#### Dataset entries ####

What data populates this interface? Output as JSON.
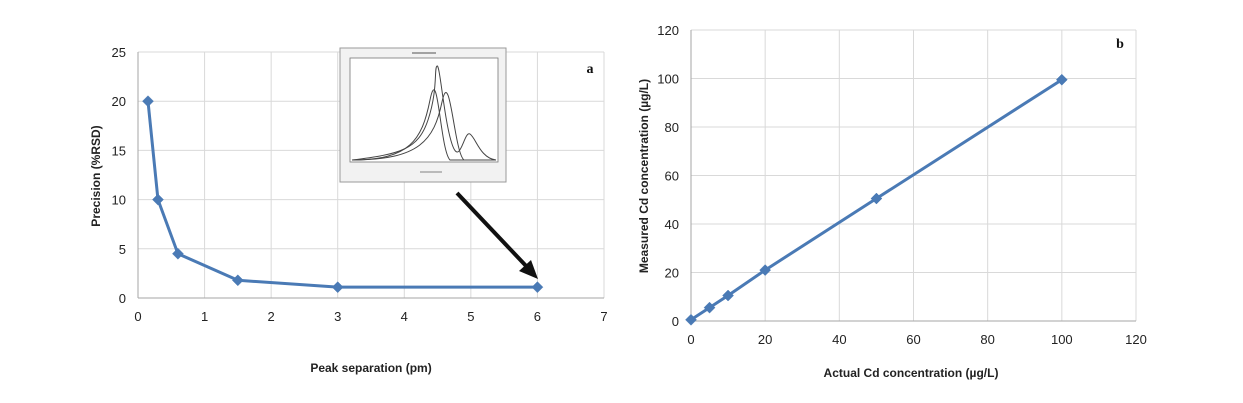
{
  "chart_data": [
    {
      "type": "line",
      "panel_label": "a",
      "xlabel": "Peak separation (pm)",
      "ylabel": "Precision (%RSD)",
      "xlim": [
        0,
        7
      ],
      "ylim": [
        0,
        25
      ],
      "x_ticks": [
        "0",
        "1",
        "2",
        "3",
        "4",
        "5",
        "6",
        "7"
      ],
      "y_ticks": [
        "0",
        "5",
        "10",
        "15",
        "20",
        "25"
      ],
      "grid": true,
      "color": "#4a7ab5",
      "marker": "diamond",
      "series": [
        {
          "x": [
            0.15,
            0.3,
            0.6,
            1.5,
            3,
            6
          ],
          "y": [
            20,
            10,
            4.5,
            1.8,
            1.1,
            1.1
          ]
        }
      ],
      "inset": "overlapping peak spectrum image, arrow pointing to the point at 6 pm"
    },
    {
      "type": "line",
      "panel_label": "b",
      "xlabel": "Actual Cd concentration (µg/L)",
      "ylabel": "Measured  Cd concentration  (µg/L)",
      "xlim": [
        0,
        120
      ],
      "ylim": [
        0,
        120
      ],
      "x_ticks": [
        "0",
        "20",
        "40",
        "60",
        "80",
        "100",
        "120"
      ],
      "y_ticks": [
        "0",
        "20",
        "40",
        "60",
        "80",
        "100",
        "120"
      ],
      "grid": true,
      "color": "#4a7ab5",
      "marker": "diamond",
      "series": [
        {
          "x": [
            0,
            5,
            10,
            20,
            50,
            100
          ],
          "y": [
            0.5,
            5.5,
            10.5,
            21,
            50.5,
            99.5
          ]
        }
      ]
    }
  ]
}
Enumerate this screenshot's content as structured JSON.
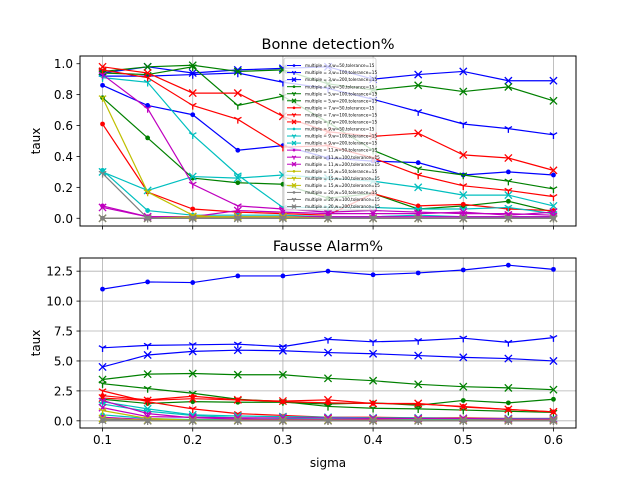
{
  "chart_data": [
    {
      "type": "line",
      "title": "Bonne detection%",
      "xlabel": "",
      "ylabel": "taux",
      "xlim": [
        0.075,
        0.625
      ],
      "ylim": [
        -0.05,
        1.05
      ],
      "grid": "x-only",
      "legend_position": "center (overlapping plot)",
      "xticks": [
        "0.1",
        "0.2",
        "0.3",
        "0.4",
        "0.5",
        "0.6"
      ],
      "yticks": [
        "0.0",
        "0.2",
        "0.4",
        "0.6",
        "0.8",
        "1.0"
      ],
      "x": [
        0.1,
        0.15,
        0.2,
        0.25,
        0.3,
        0.35,
        0.4,
        0.45,
        0.5,
        0.55,
        0.6
      ],
      "series": [
        {
          "name": "multiple = 3,w=50,tolerance=15",
          "color": "#0000ff",
          "marker": ".",
          "values": [
            0.86,
            0.73,
            0.67,
            0.44,
            0.47,
            0.39,
            0.37,
            0.36,
            0.28,
            0.3,
            0.28
          ]
        },
        {
          "name": "multiple = 3,w=100,tolerance=15",
          "color": "#0000ff",
          "marker": "1",
          "values": [
            0.92,
            0.92,
            0.93,
            0.94,
            0.88,
            0.84,
            0.77,
            0.69,
            0.61,
            0.58,
            0.54
          ]
        },
        {
          "name": "multiple = 3,w=200,tolerance=15",
          "color": "#0000ff",
          "marker": "x",
          "values": [
            0.94,
            0.98,
            0.94,
            0.96,
            0.97,
            0.98,
            0.9,
            0.93,
            0.95,
            0.89,
            0.89
          ]
        },
        {
          "name": "multiple = 5,w=50,tolerance=15",
          "color": "#008000",
          "marker": ".",
          "values": [
            0.78,
            0.52,
            0.26,
            0.23,
            0.22,
            0.13,
            0.16,
            0.06,
            0.08,
            0.11,
            0.04
          ]
        },
        {
          "name": "multiple = 5,w=100,tolerance=15",
          "color": "#008000",
          "marker": "1",
          "values": [
            0.94,
            0.93,
            0.98,
            0.73,
            0.79,
            0.62,
            0.44,
            0.32,
            0.28,
            0.24,
            0.19
          ]
        },
        {
          "name": "multiple = 5,w=200,tolerance=15",
          "color": "#008000",
          "marker": "x",
          "values": [
            0.95,
            0.98,
            0.99,
            0.95,
            0.96,
            0.87,
            0.83,
            0.86,
            0.82,
            0.85,
            0.76
          ]
        },
        {
          "name": "multiple = 7,w=50,tolerance=15",
          "color": "#ff0000",
          "marker": ".",
          "values": [
            0.61,
            0.17,
            0.06,
            0.04,
            0.03,
            0.02,
            0.16,
            0.08,
            0.09,
            0.06,
            0.05
          ]
        },
        {
          "name": "multiple = 7,w=100,tolerance=15",
          "color": "#ff0000",
          "marker": "1",
          "values": [
            0.96,
            0.91,
            0.73,
            0.64,
            0.46,
            0.47,
            0.39,
            0.28,
            0.21,
            0.18,
            0.14
          ]
        },
        {
          "name": "multiple = 7,w=200,tolerance=15",
          "color": "#ff0000",
          "marker": "x",
          "values": [
            0.98,
            0.94,
            0.81,
            0.81,
            0.66,
            0.56,
            0.53,
            0.55,
            0.41,
            0.39,
            0.31
          ]
        },
        {
          "name": "multiple = 9,w=50,tolerance=15",
          "color": "#00bfbf",
          "marker": ".",
          "values": [
            0.31,
            0.05,
            0.02,
            0.02,
            0.02,
            0.01,
            0.01,
            0.02,
            0.01,
            0.01,
            0.01
          ]
        },
        {
          "name": "multiple = 9,w=100,tolerance=15",
          "color": "#00bfbf",
          "marker": "1",
          "values": [
            0.91,
            0.88,
            0.54,
            0.28,
            0.07,
            0.07,
            0.07,
            0.06,
            0.06,
            0.07,
            0.03
          ]
        },
        {
          "name": "multiple = 9,w=200,tolerance=15",
          "color": "#00bfbf",
          "marker": "x",
          "values": [
            0.3,
            0.18,
            0.27,
            0.26,
            0.28,
            0.26,
            0.24,
            0.2,
            0.15,
            0.15,
            0.08
          ]
        },
        {
          "name": "multiple = 11,w=50,tolerance=15",
          "color": "#bf00bf",
          "marker": ".",
          "values": [
            0.08,
            0.01,
            0.01,
            0.01,
            0.01,
            0.01,
            0.01,
            0.01,
            0.01,
            0.01,
            0.01
          ]
        },
        {
          "name": "multiple = 11,w=100,tolerance=15",
          "color": "#bf00bf",
          "marker": "1",
          "values": [
            0.93,
            0.71,
            0.22,
            0.08,
            0.06,
            0.04,
            0.05,
            0.04,
            0.03,
            0.03,
            0.02
          ]
        },
        {
          "name": "multiple = 11,w=200,tolerance=15",
          "color": "#bf00bf",
          "marker": "x",
          "values": [
            0.07,
            0.01,
            0.01,
            0.05,
            0.04,
            0.03,
            0.03,
            0.03,
            0.04,
            0.02,
            0.04
          ]
        },
        {
          "name": "multiple = 15,w=50,tolerance=15",
          "color": "#bfbf00",
          "marker": ".",
          "values": [
            0.0,
            0.0,
            0.0,
            0.0,
            0.0,
            0.0,
            0.0,
            0.0,
            0.0,
            0.0,
            0.0
          ]
        },
        {
          "name": "multiple = 15,w=100,tolerance=15",
          "color": "#bfbf00",
          "marker": "1",
          "values": [
            0.78,
            0.17,
            0.02,
            0.0,
            0.0,
            0.0,
            0.0,
            0.0,
            0.0,
            0.0,
            0.0
          ]
        },
        {
          "name": "multiple = 15,w=200,tolerance=15",
          "color": "#bfbf00",
          "marker": "x",
          "values": [
            0.0,
            0.0,
            0.01,
            0.01,
            0.01,
            0.0,
            0.0,
            0.0,
            0.0,
            0.0,
            0.0
          ]
        },
        {
          "name": "multiple = 20,w=50,tolerance=15",
          "color": "#808080",
          "marker": ".",
          "values": [
            0.0,
            0.0,
            0.0,
            0.0,
            0.0,
            0.0,
            0.0,
            0.0,
            0.0,
            0.0,
            0.0
          ]
        },
        {
          "name": "multiple = 20,w=100,tolerance=15",
          "color": "#808080",
          "marker": "1",
          "values": [
            0.29,
            0.0,
            0.0,
            0.0,
            0.0,
            0.0,
            0.0,
            0.0,
            0.0,
            0.0,
            0.0
          ]
        },
        {
          "name": "multiple = 20,w=200,tolerance=15",
          "color": "#808080",
          "marker": "x",
          "values": [
            0.0,
            0.0,
            0.0,
            0.0,
            0.0,
            0.0,
            0.0,
            0.0,
            0.0,
            0.0,
            0.0
          ]
        }
      ]
    },
    {
      "type": "line",
      "title": "Fausse Alarm%",
      "xlabel": "sigma",
      "ylabel": "taux",
      "xlim": [
        0.075,
        0.625
      ],
      "ylim": [
        -0.6,
        13.6
      ],
      "grid": "both",
      "xticks": [
        "0.1",
        "0.2",
        "0.3",
        "0.4",
        "0.5",
        "0.6"
      ],
      "yticks": [
        "0.0",
        "2.5",
        "5.0",
        "7.5",
        "10.0",
        "12.5"
      ],
      "x": [
        0.1,
        0.15,
        0.2,
        0.25,
        0.3,
        0.35,
        0.4,
        0.45,
        0.5,
        0.55,
        0.6
      ],
      "series": [
        {
          "color": "#0000ff",
          "marker": ".",
          "values": [
            11.0,
            11.6,
            11.55,
            12.1,
            12.1,
            12.5,
            12.2,
            12.35,
            12.6,
            13.0,
            12.65
          ]
        },
        {
          "color": "#0000ff",
          "marker": "1",
          "values": [
            6.1,
            6.3,
            6.35,
            6.4,
            6.2,
            6.8,
            6.6,
            6.7,
            6.9,
            6.55,
            6.95
          ]
        },
        {
          "color": "#0000ff",
          "marker": "x",
          "values": [
            4.5,
            5.5,
            5.8,
            5.9,
            5.85,
            5.7,
            5.6,
            5.45,
            5.3,
            5.2,
            5.0
          ]
        },
        {
          "color": "#008000",
          "marker": ".",
          "values": [
            1.8,
            1.45,
            1.6,
            1.55,
            1.55,
            1.4,
            1.5,
            1.3,
            1.7,
            1.5,
            1.8
          ]
        },
        {
          "color": "#008000",
          "marker": "1",
          "values": [
            3.1,
            2.7,
            2.3,
            1.8,
            1.6,
            1.2,
            1.05,
            1.0,
            0.9,
            0.8,
            0.7
          ]
        },
        {
          "color": "#008000",
          "marker": "x",
          "values": [
            3.45,
            3.9,
            3.95,
            3.85,
            3.85,
            3.55,
            3.35,
            3.05,
            2.85,
            2.75,
            2.6
          ]
        },
        {
          "color": "#ff0000",
          "marker": ".",
          "values": [
            2.1,
            1.75,
            2.05,
            1.75,
            1.6,
            1.5,
            1.45,
            1.4,
            1.2,
            0.95,
            0.75
          ]
        },
        {
          "color": "#ff0000",
          "marker": "1",
          "values": [
            2.5,
            1.6,
            1.0,
            0.6,
            0.45,
            0.3,
            0.3,
            0.25,
            0.25,
            0.2,
            0.2
          ]
        },
        {
          "color": "#ff0000",
          "marker": "x",
          "values": [
            1.9,
            1.7,
            1.85,
            1.75,
            1.65,
            1.75,
            1.45,
            1.45,
            1.15,
            0.95,
            0.75
          ]
        },
        {
          "color": "#00bfbf",
          "marker": ".",
          "values": [
            0.5,
            0.2,
            0.1,
            0.1,
            0.05,
            0.05,
            0.05,
            0.05,
            0.05,
            0.05,
            0.05
          ]
        },
        {
          "color": "#00bfbf",
          "marker": "1",
          "values": [
            1.4,
            0.8,
            0.45,
            0.25,
            0.2,
            0.15,
            0.15,
            0.15,
            0.1,
            0.1,
            0.1
          ]
        },
        {
          "color": "#00bfbf",
          "marker": "x",
          "values": [
            1.6,
            1.0,
            0.5,
            0.4,
            0.35,
            0.3,
            0.25,
            0.25,
            0.2,
            0.2,
            0.2
          ]
        },
        {
          "color": "#bf00bf",
          "marker": ".",
          "values": [
            0.3,
            0.1,
            0.05,
            0.05,
            0.05,
            0.05,
            0.05,
            0.05,
            0.05,
            0.05,
            0.05
          ]
        },
        {
          "color": "#bf00bf",
          "marker": "1",
          "values": [
            1.7,
            0.6,
            0.25,
            0.15,
            0.1,
            0.1,
            0.1,
            0.05,
            0.05,
            0.05,
            0.05
          ]
        },
        {
          "color": "#bf00bf",
          "marker": "x",
          "values": [
            1.1,
            0.35,
            0.3,
            0.25,
            0.25,
            0.25,
            0.2,
            0.2,
            0.2,
            0.15,
            0.15
          ]
        },
        {
          "color": "#bfbf00",
          "marker": ".",
          "values": [
            0.05,
            0.05,
            0.0,
            0.0,
            0.0,
            0.0,
            0.0,
            0.0,
            0.0,
            0.0,
            0.0
          ]
        },
        {
          "color": "#bfbf00",
          "marker": "1",
          "values": [
            0.85,
            0.2,
            0.05,
            0.0,
            0.0,
            0.0,
            0.0,
            0.0,
            0.0,
            0.0,
            0.0
          ]
        },
        {
          "color": "#bfbf00",
          "marker": "x",
          "values": [
            0.2,
            0.05,
            0.05,
            0.05,
            0.05,
            0.05,
            0.05,
            0.05,
            0.05,
            0.05,
            0.05
          ]
        },
        {
          "color": "#808080",
          "marker": ".",
          "values": [
            0.0,
            0.0,
            0.0,
            0.0,
            0.0,
            0.0,
            0.0,
            0.0,
            0.0,
            0.0,
            0.0
          ]
        },
        {
          "color": "#808080",
          "marker": "1",
          "values": [
            0.15,
            0.0,
            0.0,
            0.0,
            0.0,
            0.0,
            0.0,
            0.0,
            0.0,
            0.0,
            0.0
          ]
        },
        {
          "color": "#808080",
          "marker": "x",
          "values": [
            0.05,
            0.0,
            0.0,
            0.0,
            0.0,
            0.0,
            0.0,
            0.0,
            0.0,
            0.0,
            0.0
          ]
        }
      ]
    }
  ]
}
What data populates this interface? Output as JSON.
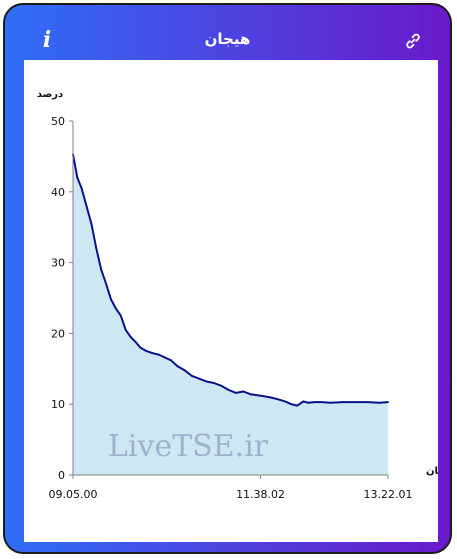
{
  "header": {
    "title": "هیجان",
    "info_icon": "info-icon",
    "link_icon": "link-icon"
  },
  "colors": {
    "gradient_start": "#2f6ef7",
    "gradient_end": "#6a19c9",
    "line": "#0a0f8c",
    "area": "#cde8f2",
    "watermark": "#9fb1cc"
  },
  "chart_data": {
    "type": "area",
    "ylabel": "درصد",
    "xlabel": "زمان",
    "watermark": "LiveTSE.ir",
    "ylim": [
      0,
      50
    ],
    "yticks": [
      0,
      10,
      20,
      30,
      40,
      50
    ],
    "xlim": [
      "09.05.00",
      "13.22.01"
    ],
    "xtick_labels": [
      "09.05.00",
      "11.38.02",
      "13.22.01"
    ],
    "grid": false,
    "series": [
      {
        "x": [
          "09.05.00",
          "09.08.30",
          "09.12.00",
          "09.16.00",
          "09.20.00",
          "09.24.00",
          "09.28.00",
          "09.32.00",
          "09.36.00",
          "09.40.00",
          "09.44.00",
          "09.48.00",
          "09.52.00",
          "09.56.00",
          "10.00.00",
          "10.05.00",
          "10.10.00",
          "10.15.00",
          "10.20.00",
          "10.25.00",
          "10.30.00",
          "10.36.00",
          "10.42.00",
          "10.48.00",
          "10.54.00",
          "11.00.00",
          "11.06.00",
          "11.12.00",
          "11.18.00",
          "11.24.00",
          "11.30.00",
          "11.38.02",
          "11.45.00",
          "11.52.00",
          "11.58.00",
          "12.03.00",
          "12.08.00",
          "12.13.00",
          "12.17.00",
          "12.22.00",
          "12.28.00",
          "12.35.00",
          "12.45.00",
          "12.55.00",
          "13.05.00",
          "13.15.00",
          "13.22.01"
        ],
        "y": [
          45.3,
          42.0,
          40.5,
          38.0,
          35.5,
          32.0,
          29.0,
          27.0,
          24.8,
          23.5,
          22.5,
          20.5,
          19.5,
          18.8,
          18.0,
          17.5,
          17.2,
          17.0,
          16.6,
          16.2,
          15.4,
          14.8,
          14.0,
          13.6,
          13.2,
          13.0,
          12.6,
          12.0,
          11.6,
          11.8,
          11.4,
          11.2,
          11.0,
          10.7,
          10.4,
          10.0,
          9.8,
          10.4,
          10.2,
          10.3,
          10.3,
          10.2,
          10.3,
          10.3,
          10.3,
          10.2,
          10.3
        ]
      }
    ]
  }
}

####

#### Description of the task:
What is the number of lines in the data holding the word "title"? Reply with that number only.

#### Exercise result:
3